Exercise goal:
Retype the records below exactly as they appear, but leave out any pictures.

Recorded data
______________________________
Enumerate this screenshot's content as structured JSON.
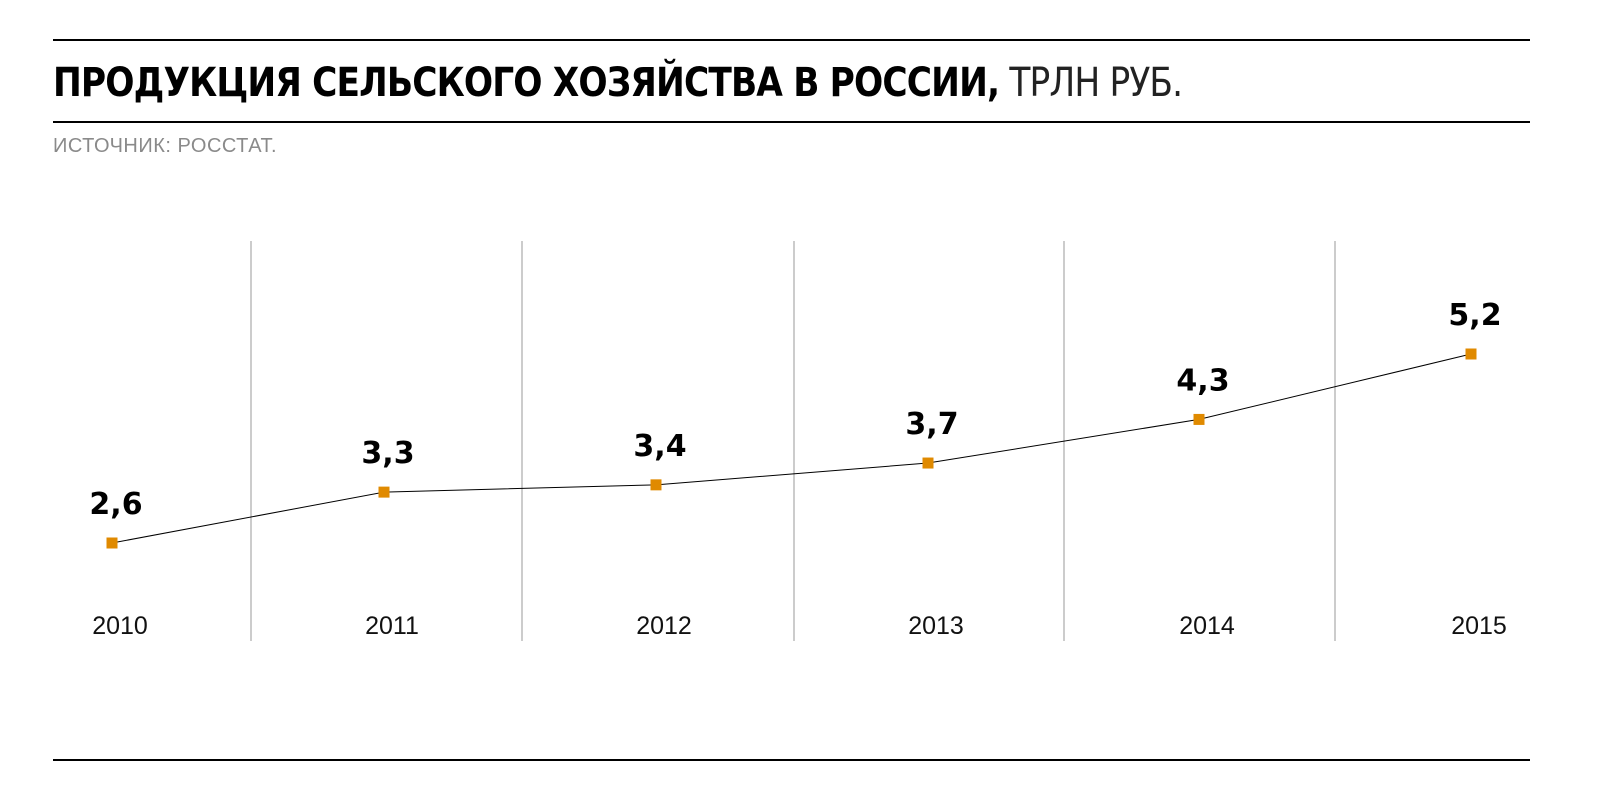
{
  "header": {
    "title_main": "ПРОДУКЦИЯ СЕЛЬСКОГО ХОЗЯЙСТВА В РОССИИ,",
    "title_unit": " ТРЛН РУБ.",
    "source": "ИСТОЧНИК: РОССТАТ."
  },
  "colors": {
    "marker": "#E08A00",
    "line": "#000000",
    "grid": "#999999",
    "rules": "#000000"
  },
  "chart_data": {
    "type": "line",
    "title": "ПРОДУКЦИЯ СЕЛЬСКОГО ХОЗЯЙСТВА В РОССИИ, ТРЛН РУБ.",
    "categories": [
      "2010",
      "2011",
      "2012",
      "2013",
      "2014",
      "2015"
    ],
    "values": [
      2.6,
      3.3,
      3.4,
      3.7,
      4.3,
      5.2
    ],
    "value_labels": [
      "2,6",
      "3,3",
      "3,4",
      "3,7",
      "4,3",
      "5,2"
    ],
    "xlabel": "",
    "ylabel": "",
    "grid": "vertical",
    "legend": "none"
  }
}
______________________________
Correct response:
Enumerate this screenshot's content as structured JSON.
{
  "header": {
    "title_main": "ПРОДУКЦИЯ СЕЛЬСКОГО ХОЗЯЙСТВА В РОССИИ,",
    "title_unit": " ТРЛН РУБ.",
    "source": "ИСТОЧНИК: РОССТАТ."
  },
  "colors": {
    "marker": "#E08A00",
    "line": "#000000",
    "grid": "#999999",
    "rules": "#000000"
  },
  "chart_data": {
    "type": "line",
    "title": "ПРОДУКЦИЯ СЕЛЬСКОГО ХОЗЯЙСТВА В РОССИИ, ТРЛН РУБ.",
    "categories": [
      "2010",
      "2011",
      "2012",
      "2013",
      "2014",
      "2015"
    ],
    "values": [
      2.6,
      3.3,
      3.4,
      3.7,
      4.3,
      5.2
    ],
    "value_labels": [
      "2,6",
      "3,3",
      "3,4",
      "3,7",
      "4,3",
      "5,2"
    ],
    "xlabel": "",
    "ylabel": "",
    "grid": "vertical",
    "legend": "none"
  }
}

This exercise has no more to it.